→ **Recorded data**:
— Begin —

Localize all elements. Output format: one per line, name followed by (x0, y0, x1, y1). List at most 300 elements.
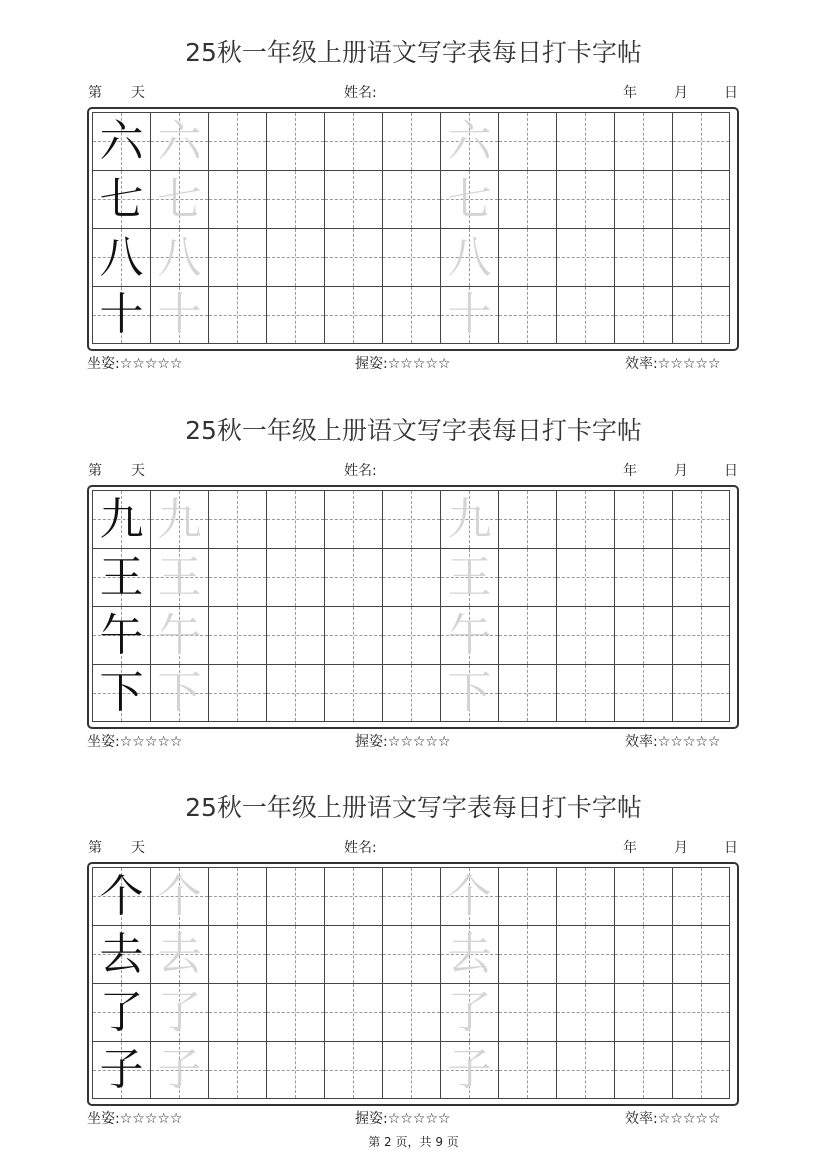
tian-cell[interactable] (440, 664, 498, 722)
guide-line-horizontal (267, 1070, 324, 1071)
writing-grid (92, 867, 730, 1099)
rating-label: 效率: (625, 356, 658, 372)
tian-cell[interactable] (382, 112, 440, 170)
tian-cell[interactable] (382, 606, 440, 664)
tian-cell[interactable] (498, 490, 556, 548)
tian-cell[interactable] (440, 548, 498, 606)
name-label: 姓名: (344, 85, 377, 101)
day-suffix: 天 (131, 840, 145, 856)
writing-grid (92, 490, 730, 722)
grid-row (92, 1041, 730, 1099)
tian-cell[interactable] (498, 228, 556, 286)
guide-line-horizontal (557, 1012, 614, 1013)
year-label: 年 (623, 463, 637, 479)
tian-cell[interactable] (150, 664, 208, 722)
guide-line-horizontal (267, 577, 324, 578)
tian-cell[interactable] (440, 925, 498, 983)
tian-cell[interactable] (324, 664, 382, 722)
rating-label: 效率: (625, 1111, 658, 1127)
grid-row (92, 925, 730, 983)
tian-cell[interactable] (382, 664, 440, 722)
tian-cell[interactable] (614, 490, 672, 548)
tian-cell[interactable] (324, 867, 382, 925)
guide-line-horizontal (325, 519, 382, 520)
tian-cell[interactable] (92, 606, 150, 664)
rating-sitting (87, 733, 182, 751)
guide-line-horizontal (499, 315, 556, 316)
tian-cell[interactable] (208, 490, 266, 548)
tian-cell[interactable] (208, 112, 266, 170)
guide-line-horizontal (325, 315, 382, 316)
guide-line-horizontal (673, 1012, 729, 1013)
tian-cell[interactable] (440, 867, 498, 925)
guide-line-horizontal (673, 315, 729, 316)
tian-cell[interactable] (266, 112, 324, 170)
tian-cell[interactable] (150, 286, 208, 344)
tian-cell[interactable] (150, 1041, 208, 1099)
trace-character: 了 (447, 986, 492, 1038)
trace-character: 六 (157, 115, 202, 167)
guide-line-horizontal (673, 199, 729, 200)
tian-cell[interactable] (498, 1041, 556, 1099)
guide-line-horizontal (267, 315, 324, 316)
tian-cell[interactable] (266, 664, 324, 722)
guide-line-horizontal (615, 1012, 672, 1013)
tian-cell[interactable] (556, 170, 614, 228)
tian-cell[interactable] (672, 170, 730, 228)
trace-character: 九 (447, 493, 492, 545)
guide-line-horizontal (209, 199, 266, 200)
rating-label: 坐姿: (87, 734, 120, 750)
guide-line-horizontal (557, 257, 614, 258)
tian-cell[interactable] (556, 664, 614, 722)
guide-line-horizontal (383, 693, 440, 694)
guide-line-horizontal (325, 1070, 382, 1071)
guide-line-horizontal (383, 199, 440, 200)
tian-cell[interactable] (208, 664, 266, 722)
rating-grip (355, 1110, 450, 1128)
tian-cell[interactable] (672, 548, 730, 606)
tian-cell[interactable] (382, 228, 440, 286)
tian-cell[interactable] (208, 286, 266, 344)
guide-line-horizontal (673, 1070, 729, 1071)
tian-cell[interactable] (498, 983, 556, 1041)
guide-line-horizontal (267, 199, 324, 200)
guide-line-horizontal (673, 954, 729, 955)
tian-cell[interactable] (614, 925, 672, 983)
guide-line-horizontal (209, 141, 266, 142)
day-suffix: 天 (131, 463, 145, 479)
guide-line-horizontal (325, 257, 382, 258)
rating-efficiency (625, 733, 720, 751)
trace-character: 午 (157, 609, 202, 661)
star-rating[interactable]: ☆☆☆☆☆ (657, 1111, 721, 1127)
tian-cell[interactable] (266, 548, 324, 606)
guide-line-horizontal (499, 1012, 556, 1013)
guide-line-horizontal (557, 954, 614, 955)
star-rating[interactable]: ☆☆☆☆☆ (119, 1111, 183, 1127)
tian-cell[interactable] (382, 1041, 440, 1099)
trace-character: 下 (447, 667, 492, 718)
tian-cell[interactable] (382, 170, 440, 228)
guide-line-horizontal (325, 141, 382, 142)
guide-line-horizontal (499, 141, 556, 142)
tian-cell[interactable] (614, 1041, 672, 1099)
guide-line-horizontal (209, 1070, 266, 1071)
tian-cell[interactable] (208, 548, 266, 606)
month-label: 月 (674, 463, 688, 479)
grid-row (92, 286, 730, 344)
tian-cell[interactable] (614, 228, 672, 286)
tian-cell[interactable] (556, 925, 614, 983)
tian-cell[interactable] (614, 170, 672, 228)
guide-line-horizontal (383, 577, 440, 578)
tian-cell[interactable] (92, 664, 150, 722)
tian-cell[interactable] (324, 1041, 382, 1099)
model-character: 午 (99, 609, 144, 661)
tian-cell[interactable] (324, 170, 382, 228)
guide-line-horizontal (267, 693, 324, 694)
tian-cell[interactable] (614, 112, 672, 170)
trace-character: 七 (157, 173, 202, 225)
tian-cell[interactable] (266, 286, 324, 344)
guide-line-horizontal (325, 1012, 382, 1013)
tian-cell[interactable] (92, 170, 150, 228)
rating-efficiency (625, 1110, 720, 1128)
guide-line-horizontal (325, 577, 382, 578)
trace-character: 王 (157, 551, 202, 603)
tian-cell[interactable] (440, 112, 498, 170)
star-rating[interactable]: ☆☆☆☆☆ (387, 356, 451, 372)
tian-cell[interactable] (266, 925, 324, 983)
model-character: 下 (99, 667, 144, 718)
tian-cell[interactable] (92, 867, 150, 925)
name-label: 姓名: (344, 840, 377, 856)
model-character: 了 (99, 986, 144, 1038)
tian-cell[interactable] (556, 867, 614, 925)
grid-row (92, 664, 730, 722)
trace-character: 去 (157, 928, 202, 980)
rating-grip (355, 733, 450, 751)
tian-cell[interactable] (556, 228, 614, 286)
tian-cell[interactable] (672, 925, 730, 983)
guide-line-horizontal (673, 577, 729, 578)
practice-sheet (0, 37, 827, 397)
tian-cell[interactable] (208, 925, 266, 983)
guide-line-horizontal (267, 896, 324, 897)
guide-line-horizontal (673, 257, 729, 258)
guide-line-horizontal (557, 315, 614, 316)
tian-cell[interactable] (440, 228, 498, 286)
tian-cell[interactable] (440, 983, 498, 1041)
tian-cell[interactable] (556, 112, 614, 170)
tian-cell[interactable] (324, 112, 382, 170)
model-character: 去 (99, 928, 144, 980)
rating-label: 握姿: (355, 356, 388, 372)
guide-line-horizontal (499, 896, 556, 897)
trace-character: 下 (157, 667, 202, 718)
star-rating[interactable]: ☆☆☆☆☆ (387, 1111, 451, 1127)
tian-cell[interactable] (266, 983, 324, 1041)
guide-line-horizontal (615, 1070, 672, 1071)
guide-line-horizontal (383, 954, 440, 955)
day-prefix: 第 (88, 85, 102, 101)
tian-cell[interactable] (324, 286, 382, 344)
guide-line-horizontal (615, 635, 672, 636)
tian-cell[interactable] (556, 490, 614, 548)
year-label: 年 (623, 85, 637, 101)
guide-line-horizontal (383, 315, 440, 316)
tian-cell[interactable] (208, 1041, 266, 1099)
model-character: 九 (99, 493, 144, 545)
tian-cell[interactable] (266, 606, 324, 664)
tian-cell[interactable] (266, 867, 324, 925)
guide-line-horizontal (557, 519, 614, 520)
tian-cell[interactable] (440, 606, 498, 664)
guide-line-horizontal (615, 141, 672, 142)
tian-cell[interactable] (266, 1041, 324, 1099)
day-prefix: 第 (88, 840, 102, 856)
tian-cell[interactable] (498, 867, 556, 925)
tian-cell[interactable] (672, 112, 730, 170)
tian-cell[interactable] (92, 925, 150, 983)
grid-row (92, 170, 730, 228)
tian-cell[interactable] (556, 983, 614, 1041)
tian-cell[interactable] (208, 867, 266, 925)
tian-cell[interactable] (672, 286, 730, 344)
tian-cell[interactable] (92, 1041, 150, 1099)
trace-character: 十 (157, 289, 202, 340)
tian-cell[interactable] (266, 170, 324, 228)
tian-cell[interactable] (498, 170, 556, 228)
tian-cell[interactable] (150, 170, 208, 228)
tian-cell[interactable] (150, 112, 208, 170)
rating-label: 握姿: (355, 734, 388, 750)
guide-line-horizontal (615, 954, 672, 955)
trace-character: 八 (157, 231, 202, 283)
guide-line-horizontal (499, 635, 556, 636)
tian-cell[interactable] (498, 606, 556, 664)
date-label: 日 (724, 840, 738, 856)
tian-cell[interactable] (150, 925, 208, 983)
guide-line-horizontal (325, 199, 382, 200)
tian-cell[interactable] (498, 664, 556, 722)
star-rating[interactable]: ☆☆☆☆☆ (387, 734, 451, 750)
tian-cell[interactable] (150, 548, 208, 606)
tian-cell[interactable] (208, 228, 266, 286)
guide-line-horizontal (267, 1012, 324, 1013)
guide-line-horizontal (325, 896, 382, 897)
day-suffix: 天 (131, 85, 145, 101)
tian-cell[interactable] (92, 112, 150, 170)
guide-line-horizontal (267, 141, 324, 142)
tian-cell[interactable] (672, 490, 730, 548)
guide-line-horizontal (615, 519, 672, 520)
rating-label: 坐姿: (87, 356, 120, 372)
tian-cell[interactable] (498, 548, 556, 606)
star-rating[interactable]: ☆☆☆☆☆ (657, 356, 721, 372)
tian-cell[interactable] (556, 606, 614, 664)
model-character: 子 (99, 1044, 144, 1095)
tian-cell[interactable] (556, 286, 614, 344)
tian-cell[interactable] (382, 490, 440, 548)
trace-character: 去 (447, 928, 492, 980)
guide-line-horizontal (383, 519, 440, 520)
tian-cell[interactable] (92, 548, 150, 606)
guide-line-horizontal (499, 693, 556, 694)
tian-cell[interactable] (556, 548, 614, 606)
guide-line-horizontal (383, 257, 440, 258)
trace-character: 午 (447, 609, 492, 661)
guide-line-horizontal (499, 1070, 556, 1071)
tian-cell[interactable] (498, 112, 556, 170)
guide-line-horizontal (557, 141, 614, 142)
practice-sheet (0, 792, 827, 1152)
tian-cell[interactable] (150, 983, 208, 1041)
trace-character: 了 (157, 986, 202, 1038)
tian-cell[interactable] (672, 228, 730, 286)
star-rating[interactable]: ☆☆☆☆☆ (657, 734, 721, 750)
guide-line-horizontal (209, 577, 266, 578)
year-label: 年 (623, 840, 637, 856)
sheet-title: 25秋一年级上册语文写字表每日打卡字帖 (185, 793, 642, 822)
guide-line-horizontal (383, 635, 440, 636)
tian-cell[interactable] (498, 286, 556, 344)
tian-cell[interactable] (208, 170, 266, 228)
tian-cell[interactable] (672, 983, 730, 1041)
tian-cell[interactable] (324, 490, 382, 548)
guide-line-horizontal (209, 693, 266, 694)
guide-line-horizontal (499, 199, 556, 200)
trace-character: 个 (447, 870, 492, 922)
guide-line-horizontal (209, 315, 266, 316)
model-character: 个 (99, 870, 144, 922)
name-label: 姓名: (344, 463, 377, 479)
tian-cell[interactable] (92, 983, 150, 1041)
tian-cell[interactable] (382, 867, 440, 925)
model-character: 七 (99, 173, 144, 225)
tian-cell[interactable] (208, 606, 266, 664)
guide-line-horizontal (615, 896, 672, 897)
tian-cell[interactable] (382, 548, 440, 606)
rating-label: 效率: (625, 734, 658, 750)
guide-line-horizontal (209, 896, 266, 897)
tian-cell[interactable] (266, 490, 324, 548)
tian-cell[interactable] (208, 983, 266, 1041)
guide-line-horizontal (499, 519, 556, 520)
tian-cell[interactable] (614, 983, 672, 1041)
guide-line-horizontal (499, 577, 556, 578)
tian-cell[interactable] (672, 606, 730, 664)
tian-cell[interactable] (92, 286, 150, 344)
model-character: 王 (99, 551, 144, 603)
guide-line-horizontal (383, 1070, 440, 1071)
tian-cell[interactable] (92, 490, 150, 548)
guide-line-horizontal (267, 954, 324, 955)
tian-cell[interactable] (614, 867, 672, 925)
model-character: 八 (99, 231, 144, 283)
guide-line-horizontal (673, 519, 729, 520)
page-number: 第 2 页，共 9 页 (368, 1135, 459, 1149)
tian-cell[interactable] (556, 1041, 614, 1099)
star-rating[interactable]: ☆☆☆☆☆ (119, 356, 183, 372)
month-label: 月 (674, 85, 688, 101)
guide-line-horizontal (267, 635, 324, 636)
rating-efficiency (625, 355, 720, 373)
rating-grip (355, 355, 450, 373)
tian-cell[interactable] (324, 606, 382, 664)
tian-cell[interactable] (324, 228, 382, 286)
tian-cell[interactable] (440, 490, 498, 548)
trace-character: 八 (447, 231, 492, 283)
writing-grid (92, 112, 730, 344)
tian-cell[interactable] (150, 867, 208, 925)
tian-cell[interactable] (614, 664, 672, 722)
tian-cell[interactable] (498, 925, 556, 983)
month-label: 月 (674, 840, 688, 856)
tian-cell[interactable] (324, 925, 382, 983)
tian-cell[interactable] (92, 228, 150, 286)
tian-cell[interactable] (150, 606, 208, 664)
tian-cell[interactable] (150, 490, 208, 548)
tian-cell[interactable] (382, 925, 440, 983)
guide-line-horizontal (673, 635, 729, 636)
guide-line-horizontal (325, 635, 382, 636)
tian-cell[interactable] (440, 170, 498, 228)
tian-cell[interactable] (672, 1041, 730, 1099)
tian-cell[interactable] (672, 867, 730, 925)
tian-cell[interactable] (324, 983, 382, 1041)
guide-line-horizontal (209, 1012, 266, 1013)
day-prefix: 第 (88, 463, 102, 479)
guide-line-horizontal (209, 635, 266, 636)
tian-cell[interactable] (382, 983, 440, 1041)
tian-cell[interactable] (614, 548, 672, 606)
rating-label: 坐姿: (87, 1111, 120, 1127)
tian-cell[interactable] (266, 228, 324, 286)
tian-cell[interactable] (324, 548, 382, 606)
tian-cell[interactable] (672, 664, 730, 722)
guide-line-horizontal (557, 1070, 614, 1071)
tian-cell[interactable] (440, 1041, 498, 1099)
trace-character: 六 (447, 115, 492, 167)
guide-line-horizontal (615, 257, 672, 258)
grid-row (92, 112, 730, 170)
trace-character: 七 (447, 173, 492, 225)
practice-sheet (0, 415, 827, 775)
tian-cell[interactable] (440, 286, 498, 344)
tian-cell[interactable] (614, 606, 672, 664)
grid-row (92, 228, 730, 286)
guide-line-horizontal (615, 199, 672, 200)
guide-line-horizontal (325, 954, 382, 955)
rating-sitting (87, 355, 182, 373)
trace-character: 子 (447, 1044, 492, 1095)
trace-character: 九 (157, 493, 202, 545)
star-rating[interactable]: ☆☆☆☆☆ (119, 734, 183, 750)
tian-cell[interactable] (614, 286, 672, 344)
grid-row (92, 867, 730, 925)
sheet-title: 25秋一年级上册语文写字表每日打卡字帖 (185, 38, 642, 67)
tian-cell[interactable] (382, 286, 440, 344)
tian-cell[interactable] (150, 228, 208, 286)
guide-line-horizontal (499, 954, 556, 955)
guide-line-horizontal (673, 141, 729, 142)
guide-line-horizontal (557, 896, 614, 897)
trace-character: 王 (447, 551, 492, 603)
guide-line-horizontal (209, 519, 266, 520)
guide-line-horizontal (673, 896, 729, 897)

— End —

→ **TO BE DONE**: Output the lines of the records starting with the line containing "tian-cell[interactable] (440, 664, 498, 722)" and going on through the line containing "rating-sitting (87, 733, 182, 751)", unchanged and including both of those lines.

→ **WORKED ANSWER**:
tian-cell[interactable] (440, 664, 498, 722)
guide-line-horizontal (267, 1070, 324, 1071)
writing-grid (92, 867, 730, 1099)
rating-label: 效率: (625, 356, 658, 372)
tian-cell[interactable] (382, 112, 440, 170)
tian-cell[interactable] (382, 606, 440, 664)
tian-cell[interactable] (498, 490, 556, 548)
tian-cell[interactable] (440, 548, 498, 606)
name-label: 姓名: (344, 85, 377, 101)
day-suffix: 天 (131, 840, 145, 856)
writing-grid (92, 490, 730, 722)
grid-row (92, 1041, 730, 1099)
tian-cell[interactable] (498, 228, 556, 286)
guide-line-horizontal (557, 1012, 614, 1013)
year-label: 年 (623, 463, 637, 479)
tian-cell[interactable] (150, 664, 208, 722)
guide-line-horizontal (267, 577, 324, 578)
tian-cell[interactable] (440, 925, 498, 983)
tian-cell[interactable] (324, 664, 382, 722)
rating-label: 效率: (625, 1111, 658, 1127)
grid-row (92, 925, 730, 983)
tian-cell[interactable] (382, 664, 440, 722)
tian-cell[interactable] (614, 490, 672, 548)
tian-cell[interactable] (324, 867, 382, 925)
guide-line-horizontal (325, 519, 382, 520)
tian-cell[interactable] (92, 606, 150, 664)
rating-sitting (87, 733, 182, 751)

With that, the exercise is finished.